(Stored data)

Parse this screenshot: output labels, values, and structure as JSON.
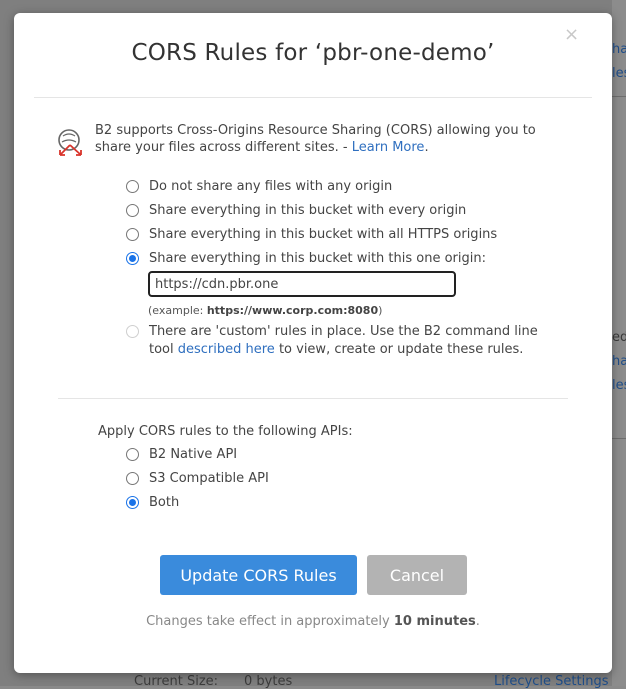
{
  "background": {
    "link_fragments": [
      "hap",
      "les",
      "hap",
      "les"
    ],
    "text_fragment": "ed",
    "current_size_label": "Current Size:",
    "current_size_value": "0 bytes",
    "lifecycle_link": "Lifecycle Settings"
  },
  "modal": {
    "close_label": "×",
    "title": "CORS Rules for ‘pbr-one-demo’",
    "intro_text": "B2 supports Cross-Origins Resource Sharing (CORS) allowing you to share your files across different sites. - ",
    "learn_more": "Learn More",
    "intro_period": ".",
    "sharing_options": [
      {
        "label": "Do not share any files with any origin",
        "checked": false
      },
      {
        "label": "Share everything in this bucket with every origin",
        "checked": false
      },
      {
        "label": "Share everything in this bucket with all HTTPS origins",
        "checked": false
      },
      {
        "label": "Share everything in this bucket with this one origin:",
        "checked": true
      }
    ],
    "origin_value": "https://cdn.pbr.one",
    "example_prefix": "(example: ",
    "example_value": "https://www.corp.com:8080",
    "example_suffix": ")",
    "custom_text_1": "There are 'custom' rules in place. Use the B2 command line tool ",
    "custom_link": "described here",
    "custom_text_2": " to view, create or update these rules.",
    "apis_label": "Apply CORS rules to the following APIs:",
    "api_options": [
      {
        "label": "B2 Native API",
        "checked": false
      },
      {
        "label": "S3 Compatible API",
        "checked": false
      },
      {
        "label": "Both",
        "checked": true
      }
    ],
    "update_button": "Update CORS Rules",
    "cancel_button": "Cancel",
    "footer_prefix": "Changes take effect in approximately ",
    "footer_bold": "10 minutes",
    "footer_suffix": "."
  },
  "colors": {
    "primary": "#3a8bdc",
    "cancel": "#b3b3b3",
    "link": "#2f6fbf",
    "radio_checked": "#1a73e8"
  },
  "icons": {
    "intro": "cors-sharing-icon",
    "close": "close-icon"
  }
}
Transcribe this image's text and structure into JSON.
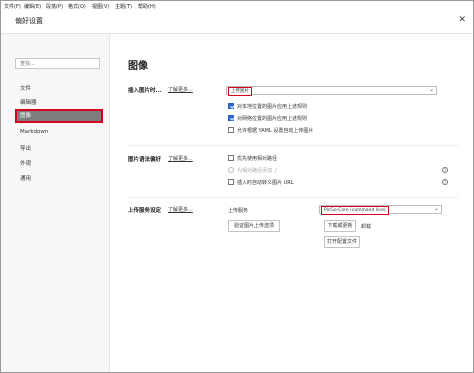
{
  "menu": [
    "文件(F)",
    "编辑(E)",
    "段落(P)",
    "格式(O)",
    "视图(V)",
    "主题(T)",
    "帮助(H)"
  ],
  "window_title": "偏好设置",
  "close_glyph": "✕",
  "search_placeholder": "查找...",
  "sidebar": [
    "文件",
    "编辑器",
    "图像",
    "Markdown",
    "导出",
    "外观",
    "通用"
  ],
  "main": {
    "heading": "图像",
    "insert": {
      "label": "插入图片时...",
      "learn_more": "了解更多...",
      "select_value": "上传图片",
      "options": [
        "对本地位置的图片应用上述规则",
        "对网络位置的图片应用上述规则",
        "允许根据 YAML 设置自动上传图片"
      ],
      "checked": [
        true,
        true,
        false
      ]
    },
    "syntax": {
      "label": "图片语法偏好",
      "learn_more": "了解更多...",
      "options": [
        "优先使用相对路径",
        "为相对路径添加 ./",
        "插入时自动转义图片 URL"
      ],
      "help_glyph": "?"
    },
    "upload": {
      "label": "上传服务设定",
      "learn_more": "了解更多...",
      "service_label": "上传服务",
      "service_value": "PicGo-Core (command line)",
      "verify_button": "验证图片上传选项",
      "download_button": "下载或更新",
      "uninstall_link": "卸载",
      "open_config_button": "打开配置文件"
    }
  }
}
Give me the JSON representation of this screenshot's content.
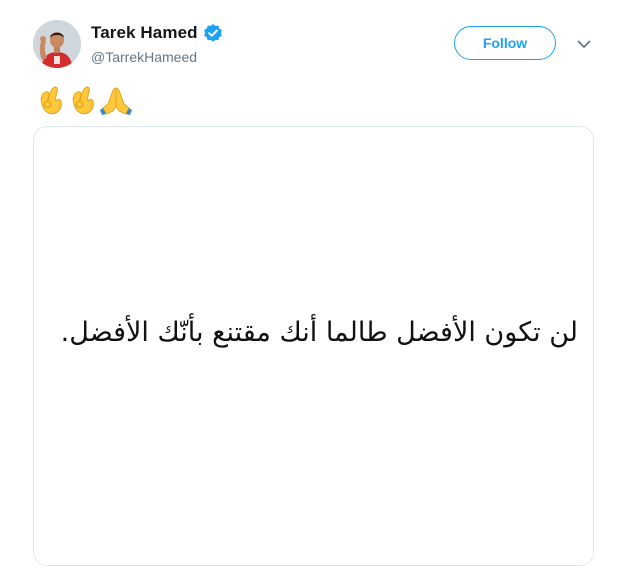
{
  "user": {
    "display_name": "Tarek Hamed",
    "handle": "@TarrekHameed",
    "verified_icon": "verified-badge-icon",
    "avatar_icon": "football-player-avatar"
  },
  "actions": {
    "follow_label": "Follow",
    "menu_icon": "chevron-down-icon"
  },
  "tweet": {
    "emojis": [
      "ok-hand",
      "ok-hand",
      "folded-hands"
    ]
  },
  "media": {
    "quote": "لن تكون الأفضل طالما أنك مقتنع بأنّك الأفضل."
  },
  "colors": {
    "accent": "#1da1f2",
    "text_primary": "#14171a",
    "text_secondary": "#657786",
    "border": "#e1e8ed"
  }
}
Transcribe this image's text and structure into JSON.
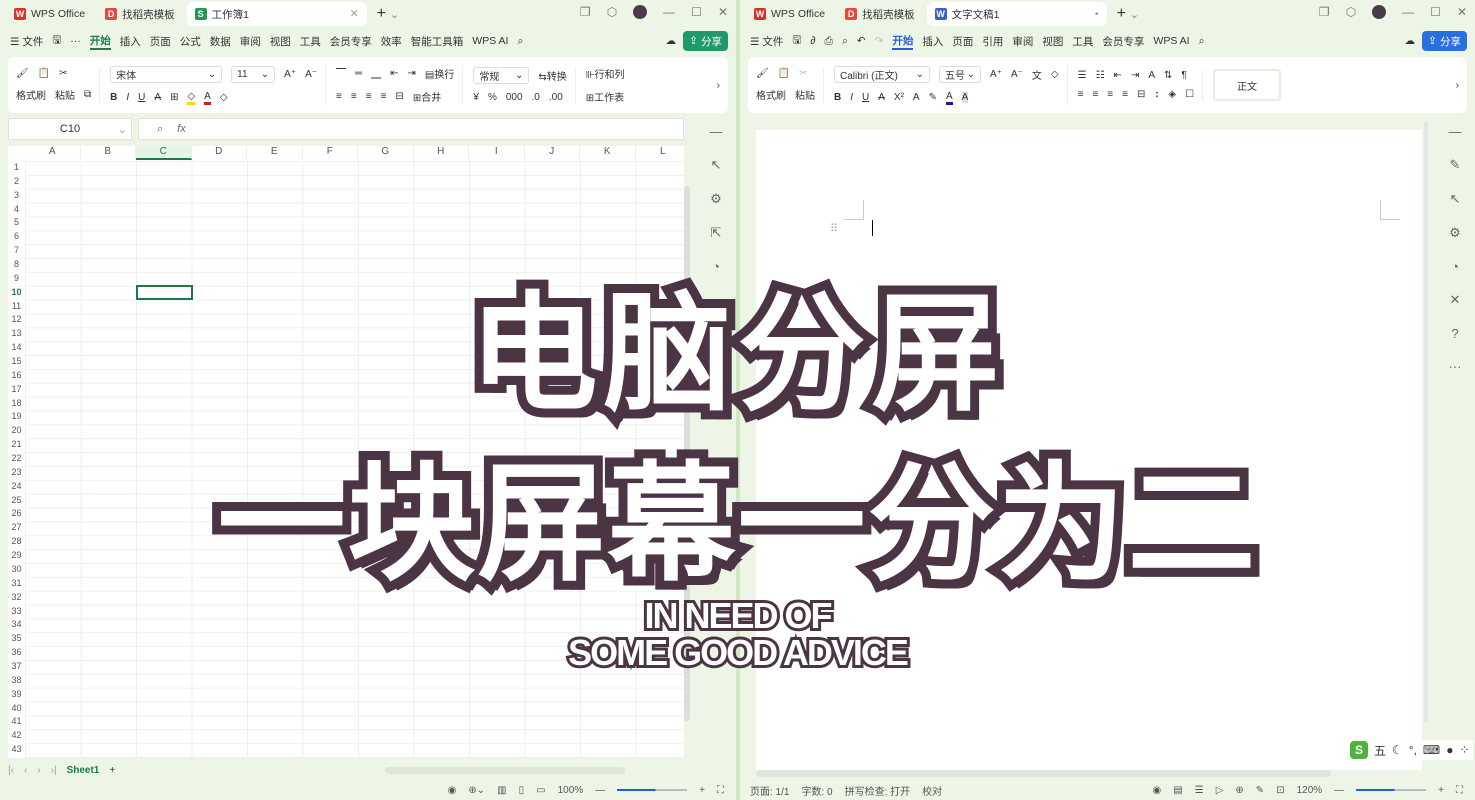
{
  "left": {
    "tabs": [
      {
        "label": "WPS Office",
        "icon": "wps-logo"
      },
      {
        "label": "找稻壳模板",
        "icon": "docer-icon"
      },
      {
        "label": "工作簿1",
        "icon": "spreadsheet-icon"
      }
    ],
    "menu": [
      "☰ 文件",
      "开始",
      "插入",
      "页面",
      "公式",
      "数据",
      "审阅",
      "视图",
      "工具",
      "会员专享",
      "效率",
      "智能工具箱",
      "WPS AI"
    ],
    "active_menu": "开始",
    "share": "分享",
    "ribbon": {
      "format_painter": "格式刷",
      "paste": "粘贴",
      "font": "宋体",
      "size": "11",
      "wrap": "换行",
      "number_format": "常规",
      "convert": "转换",
      "merge": "合并",
      "rowcol": "行和列",
      "worksheet": "工作表"
    },
    "namebox": "C10",
    "fx": "fx",
    "columns": [
      "A",
      "B",
      "C",
      "D",
      "E",
      "F",
      "G",
      "H",
      "I",
      "J",
      "K",
      "L"
    ],
    "selected_col": "C",
    "selected_row": 10,
    "sheet_tab": "Sheet1",
    "zoom": "100%",
    "accent": "#1f7a47"
  },
  "right": {
    "tabs": [
      {
        "label": "WPS Office",
        "icon": "wps-logo"
      },
      {
        "label": "找稻壳模板",
        "icon": "docer-icon"
      },
      {
        "label": "文字文稿1",
        "icon": "writer-icon"
      }
    ],
    "menu": [
      "☰ 文件",
      "开始",
      "插入",
      "页面",
      "引用",
      "审阅",
      "视图",
      "工具",
      "会员专享",
      "WPS AI"
    ],
    "active_menu": "开始",
    "share": "分享",
    "ribbon": {
      "format_painter": "格式刷",
      "paste": "粘贴",
      "font": "Calibri (正文)",
      "size": "五号",
      "style": "正文"
    },
    "status": {
      "page": "页面: 1/1",
      "words": "字数: 0",
      "spell": "拼写检查: 打开",
      "proof": "校对",
      "zoom": "120%"
    },
    "ime": "五",
    "accent": "#2a5bd7"
  },
  "overlay": {
    "line1": "电脑分屏",
    "line2": "一块屏幕一分为二",
    "eng1": "IN NEED OF",
    "eng2": "SOME GOOD ADVICE",
    "stroke_color": "#4b3545"
  }
}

WHAT IS EXPECTED: Please repeat the entries exactly. Do not include the pictures.

IN RESPONSE:
Parse this screenshot: output labels, values, and structure as JSON.
{
  "background": {
    "link_fragments": [
      "hap",
      "les",
      "hap",
      "les"
    ],
    "text_fragment": "ed",
    "current_size_label": "Current Size:",
    "current_size_value": "0 bytes",
    "lifecycle_link": "Lifecycle Settings"
  },
  "modal": {
    "close_label": "×",
    "title": "CORS Rules for ‘pbr-one-demo’",
    "intro_text": "B2 supports Cross-Origins Resource Sharing (CORS) allowing you to share your files across different sites. - ",
    "learn_more": "Learn More",
    "intro_period": ".",
    "sharing_options": [
      {
        "label": "Do not share any files with any origin",
        "checked": false
      },
      {
        "label": "Share everything in this bucket with every origin",
        "checked": false
      },
      {
        "label": "Share everything in this bucket with all HTTPS origins",
        "checked": false
      },
      {
        "label": "Share everything in this bucket with this one origin:",
        "checked": true
      }
    ],
    "origin_value": "https://cdn.pbr.one",
    "example_prefix": "(example: ",
    "example_value": "https://www.corp.com:8080",
    "example_suffix": ")",
    "custom_text_1": "There are 'custom' rules in place. Use the B2 command line tool ",
    "custom_link": "described here",
    "custom_text_2": " to view, create or update these rules.",
    "apis_label": "Apply CORS rules to the following APIs:",
    "api_options": [
      {
        "label": "B2 Native API",
        "checked": false
      },
      {
        "label": "S3 Compatible API",
        "checked": false
      },
      {
        "label": "Both",
        "checked": true
      }
    ],
    "update_button": "Update CORS Rules",
    "cancel_button": "Cancel",
    "footer_prefix": "Changes take effect in approximately ",
    "footer_bold": "10 minutes",
    "footer_suffix": "."
  },
  "colors": {
    "primary": "#3a8bdc",
    "cancel": "#b3b3b3",
    "link": "#2f6fbf",
    "radio_checked": "#1a73e8"
  },
  "icons": {
    "intro": "cors-sharing-icon",
    "close": "close-icon"
  }
}
Transcribe this image's text and structure into JSON.
{
  "menu": [
    "文件(F)",
    "编辑(E)",
    "段落(P)",
    "格式(O)",
    "视图(V)",
    "主题(T)",
    "帮助(H)"
  ],
  "window_title": "偏好设置",
  "close_glyph": "✕",
  "search_placeholder": "查找...",
  "sidebar": [
    "文件",
    "编辑器",
    "图像",
    "Markdown",
    "导出",
    "外观",
    "通用"
  ],
  "main": {
    "heading": "图像",
    "insert": {
      "label": "插入图片时...",
      "learn_more": "了解更多...",
      "select_value": "上传图片",
      "options": [
        "对本地位置的图片应用上述规则",
        "对网络位置的图片应用上述规则",
        "允许根据 YAML 设置自动上传图片"
      ],
      "checked": [
        true,
        true,
        false
      ]
    },
    "syntax": {
      "label": "图片语法偏好",
      "learn_more": "了解更多...",
      "options": [
        "优先使用相对路径",
        "为相对路径添加 ./",
        "插入时自动转义图片 URL"
      ],
      "help_glyph": "?"
    },
    "upload": {
      "label": "上传服务设定",
      "learn_more": "了解更多...",
      "service_label": "上传服务",
      "service_value": "PicGo-Core (command line)",
      "verify_button": "验证图片上传选项",
      "download_button": "下载或更新",
      "uninstall_link": "卸载",
      "open_config_button": "打开配置文件"
    }
  }
}
Give me the JSON representation of this screenshot's content.
{
  "user": {
    "display_name": "Tarek Hamed",
    "handle": "@TarrekHameed",
    "verified_icon": "verified-badge-icon",
    "avatar_icon": "football-player-avatar"
  },
  "actions": {
    "follow_label": "Follow",
    "menu_icon": "chevron-down-icon"
  },
  "tweet": {
    "emojis": [
      "ok-hand",
      "ok-hand",
      "folded-hands"
    ]
  },
  "media": {
    "quote": "لن تكون الأفضل طالما أنك مقتنع بأنّك الأفضل."
  },
  "colors": {
    "accent": "#1da1f2",
    "text_primary": "#14171a",
    "text_secondary": "#657786",
    "border": "#e1e8ed"
  }
}
Transcribe this image's text and structure into JSON.
{
  "left": {
    "tabs": [
      {
        "label": "WPS Office",
        "icon": "wps-logo"
      },
      {
        "label": "找稻壳模板",
        "icon": "docer-icon"
      },
      {
        "label": "工作簿1",
        "icon": "spreadsheet-icon"
      }
    ],
    "menu": [
      "☰ 文件",
      "开始",
      "插入",
      "页面",
      "公式",
      "数据",
      "审阅",
      "视图",
      "工具",
      "会员专享",
      "效率",
      "智能工具箱",
      "WPS AI"
    ],
    "active_menu": "开始",
    "share": "分享",
    "ribbon": {
      "format_painter": "格式刷",
      "paste": "粘贴",
      "font": "宋体",
      "size": "11",
      "wrap": "换行",
      "number_format": "常规",
      "convert": "转换",
      "merge": "合并",
      "rowcol": "行和列",
      "worksheet": "工作表"
    },
    "namebox": "C10",
    "fx": "fx",
    "columns": [
      "A",
      "B",
      "C",
      "D",
      "E",
      "F",
      "G",
      "H",
      "I",
      "J",
      "K",
      "L"
    ],
    "selected_col": "C",
    "selected_row": 10,
    "sheet_tab": "Sheet1",
    "zoom": "100%",
    "accent": "#1f7a47"
  },
  "right": {
    "tabs": [
      {
        "label": "WPS Office",
        "icon": "wps-logo"
      },
      {
        "label": "找稻壳模板",
        "icon": "docer-icon"
      },
      {
        "label": "文字文稿1",
        "icon": "writer-icon"
      }
    ],
    "menu": [
      "☰ 文件",
      "开始",
      "插入",
      "页面",
      "引用",
      "审阅",
      "视图",
      "工具",
      "会员专享",
      "WPS AI"
    ],
    "active_menu": "开始",
    "share": "分享",
    "ribbon": {
      "format_painter": "格式刷",
      "paste": "粘贴",
      "font": "Calibri (正文)",
      "size": "五号",
      "style": "正文"
    },
    "status": {
      "page": "页面: 1/1",
      "words": "字数: 0",
      "spell": "拼写检查: 打开",
      "proof": "校对",
      "zoom": "120%"
    },
    "ime": "五",
    "accent": "#2a5bd7"
  },
  "overlay": {
    "line1": "电脑分屏",
    "line2": "一块屏幕一分为二",
    "eng1": "IN NEED OF",
    "eng2": "SOME GOOD ADVICE",
    "stroke_color": "#4b3545"
  }
}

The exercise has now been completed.